◆ **Written task**: List every line below containing "bedeutet".

Dataset items:
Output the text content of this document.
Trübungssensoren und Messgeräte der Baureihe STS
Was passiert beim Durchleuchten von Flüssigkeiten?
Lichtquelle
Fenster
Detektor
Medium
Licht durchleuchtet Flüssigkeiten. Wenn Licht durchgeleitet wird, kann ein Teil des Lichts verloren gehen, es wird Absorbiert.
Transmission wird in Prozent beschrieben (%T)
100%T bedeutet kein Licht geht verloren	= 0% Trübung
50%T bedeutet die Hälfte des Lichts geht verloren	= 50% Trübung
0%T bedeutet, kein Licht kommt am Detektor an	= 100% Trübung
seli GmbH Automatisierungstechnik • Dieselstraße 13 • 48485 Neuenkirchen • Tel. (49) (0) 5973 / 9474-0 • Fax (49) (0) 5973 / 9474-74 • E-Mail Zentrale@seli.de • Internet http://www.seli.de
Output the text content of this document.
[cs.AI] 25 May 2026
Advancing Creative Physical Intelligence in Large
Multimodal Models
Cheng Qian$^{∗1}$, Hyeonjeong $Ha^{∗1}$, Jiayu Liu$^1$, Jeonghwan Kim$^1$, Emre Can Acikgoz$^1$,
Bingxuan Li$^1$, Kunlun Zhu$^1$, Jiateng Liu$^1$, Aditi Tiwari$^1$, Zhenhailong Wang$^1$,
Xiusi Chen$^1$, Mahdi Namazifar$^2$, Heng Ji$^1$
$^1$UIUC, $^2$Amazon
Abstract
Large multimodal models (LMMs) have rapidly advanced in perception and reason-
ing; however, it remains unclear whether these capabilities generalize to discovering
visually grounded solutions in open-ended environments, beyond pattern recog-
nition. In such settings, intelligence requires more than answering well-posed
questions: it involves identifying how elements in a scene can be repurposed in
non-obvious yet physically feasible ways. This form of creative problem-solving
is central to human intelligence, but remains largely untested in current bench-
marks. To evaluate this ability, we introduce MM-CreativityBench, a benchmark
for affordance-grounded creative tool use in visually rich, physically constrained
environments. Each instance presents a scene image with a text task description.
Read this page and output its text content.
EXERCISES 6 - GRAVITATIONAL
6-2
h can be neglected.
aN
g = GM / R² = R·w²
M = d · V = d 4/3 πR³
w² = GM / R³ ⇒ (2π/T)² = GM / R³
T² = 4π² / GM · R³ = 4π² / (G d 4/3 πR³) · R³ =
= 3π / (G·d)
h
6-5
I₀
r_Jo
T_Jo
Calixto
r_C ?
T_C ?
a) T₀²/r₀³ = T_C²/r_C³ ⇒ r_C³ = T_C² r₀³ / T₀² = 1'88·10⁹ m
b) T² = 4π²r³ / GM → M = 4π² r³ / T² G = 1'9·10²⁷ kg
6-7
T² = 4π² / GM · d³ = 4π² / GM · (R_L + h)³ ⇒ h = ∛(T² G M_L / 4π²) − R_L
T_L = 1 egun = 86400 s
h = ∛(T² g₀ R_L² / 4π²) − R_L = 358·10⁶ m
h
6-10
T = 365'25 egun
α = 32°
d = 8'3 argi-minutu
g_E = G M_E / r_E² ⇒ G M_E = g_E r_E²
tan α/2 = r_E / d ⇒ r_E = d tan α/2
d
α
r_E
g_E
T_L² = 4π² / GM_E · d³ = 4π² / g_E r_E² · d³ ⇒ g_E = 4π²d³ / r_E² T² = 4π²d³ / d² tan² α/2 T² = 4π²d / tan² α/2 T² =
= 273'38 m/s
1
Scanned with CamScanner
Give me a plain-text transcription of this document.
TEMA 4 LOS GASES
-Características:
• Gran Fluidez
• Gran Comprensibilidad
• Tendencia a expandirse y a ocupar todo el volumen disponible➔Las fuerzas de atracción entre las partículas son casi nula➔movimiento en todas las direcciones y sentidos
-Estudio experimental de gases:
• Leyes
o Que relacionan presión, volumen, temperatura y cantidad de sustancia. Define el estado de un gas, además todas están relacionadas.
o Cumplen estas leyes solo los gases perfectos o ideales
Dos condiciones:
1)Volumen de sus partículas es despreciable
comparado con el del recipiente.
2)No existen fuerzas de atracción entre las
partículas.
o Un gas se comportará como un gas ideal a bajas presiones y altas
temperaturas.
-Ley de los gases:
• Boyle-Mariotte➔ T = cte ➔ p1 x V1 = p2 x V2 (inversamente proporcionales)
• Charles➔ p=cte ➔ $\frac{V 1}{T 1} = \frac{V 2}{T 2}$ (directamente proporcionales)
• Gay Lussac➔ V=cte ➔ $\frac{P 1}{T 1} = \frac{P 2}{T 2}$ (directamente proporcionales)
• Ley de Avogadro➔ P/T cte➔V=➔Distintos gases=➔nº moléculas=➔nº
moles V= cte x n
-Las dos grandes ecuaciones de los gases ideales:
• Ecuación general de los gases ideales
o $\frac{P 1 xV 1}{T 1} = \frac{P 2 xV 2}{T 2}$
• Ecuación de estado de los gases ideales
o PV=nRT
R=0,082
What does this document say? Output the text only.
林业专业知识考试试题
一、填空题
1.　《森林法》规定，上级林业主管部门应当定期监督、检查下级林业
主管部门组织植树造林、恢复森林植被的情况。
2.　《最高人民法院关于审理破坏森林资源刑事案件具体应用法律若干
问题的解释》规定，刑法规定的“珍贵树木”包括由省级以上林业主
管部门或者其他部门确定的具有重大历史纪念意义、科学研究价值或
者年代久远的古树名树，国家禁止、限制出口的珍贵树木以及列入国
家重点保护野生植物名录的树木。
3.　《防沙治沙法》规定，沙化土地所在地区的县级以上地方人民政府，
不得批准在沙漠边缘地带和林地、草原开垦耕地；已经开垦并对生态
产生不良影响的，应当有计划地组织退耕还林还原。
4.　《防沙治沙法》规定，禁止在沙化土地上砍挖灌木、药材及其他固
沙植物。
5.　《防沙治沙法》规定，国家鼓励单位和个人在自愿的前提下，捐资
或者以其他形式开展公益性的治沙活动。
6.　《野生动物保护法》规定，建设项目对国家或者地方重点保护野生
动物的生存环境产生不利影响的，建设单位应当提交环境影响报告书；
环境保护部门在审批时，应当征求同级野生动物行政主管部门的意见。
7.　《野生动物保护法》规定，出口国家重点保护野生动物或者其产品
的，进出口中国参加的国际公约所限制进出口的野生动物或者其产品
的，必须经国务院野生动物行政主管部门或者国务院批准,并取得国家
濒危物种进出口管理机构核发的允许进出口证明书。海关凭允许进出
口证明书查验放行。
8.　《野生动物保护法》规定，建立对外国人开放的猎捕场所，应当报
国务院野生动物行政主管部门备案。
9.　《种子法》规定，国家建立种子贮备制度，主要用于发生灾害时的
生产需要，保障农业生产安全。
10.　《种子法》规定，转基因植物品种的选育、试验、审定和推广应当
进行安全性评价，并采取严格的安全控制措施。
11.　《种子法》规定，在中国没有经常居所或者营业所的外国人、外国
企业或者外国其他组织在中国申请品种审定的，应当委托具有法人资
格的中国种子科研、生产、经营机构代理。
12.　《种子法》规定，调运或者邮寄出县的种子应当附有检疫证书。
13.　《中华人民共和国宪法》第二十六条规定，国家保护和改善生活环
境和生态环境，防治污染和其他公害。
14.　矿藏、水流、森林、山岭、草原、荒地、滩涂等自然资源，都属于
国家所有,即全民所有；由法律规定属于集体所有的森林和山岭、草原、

◆ **Reply**:
100%T bedeutet kein Licht geht verloren	= 0% Trübung
50%T bedeutet die Hälfte des Lichts geht verloren	= 50% Trübung
0%T bedeutet, kein Licht kommt am Detektor an	= 100% Trübung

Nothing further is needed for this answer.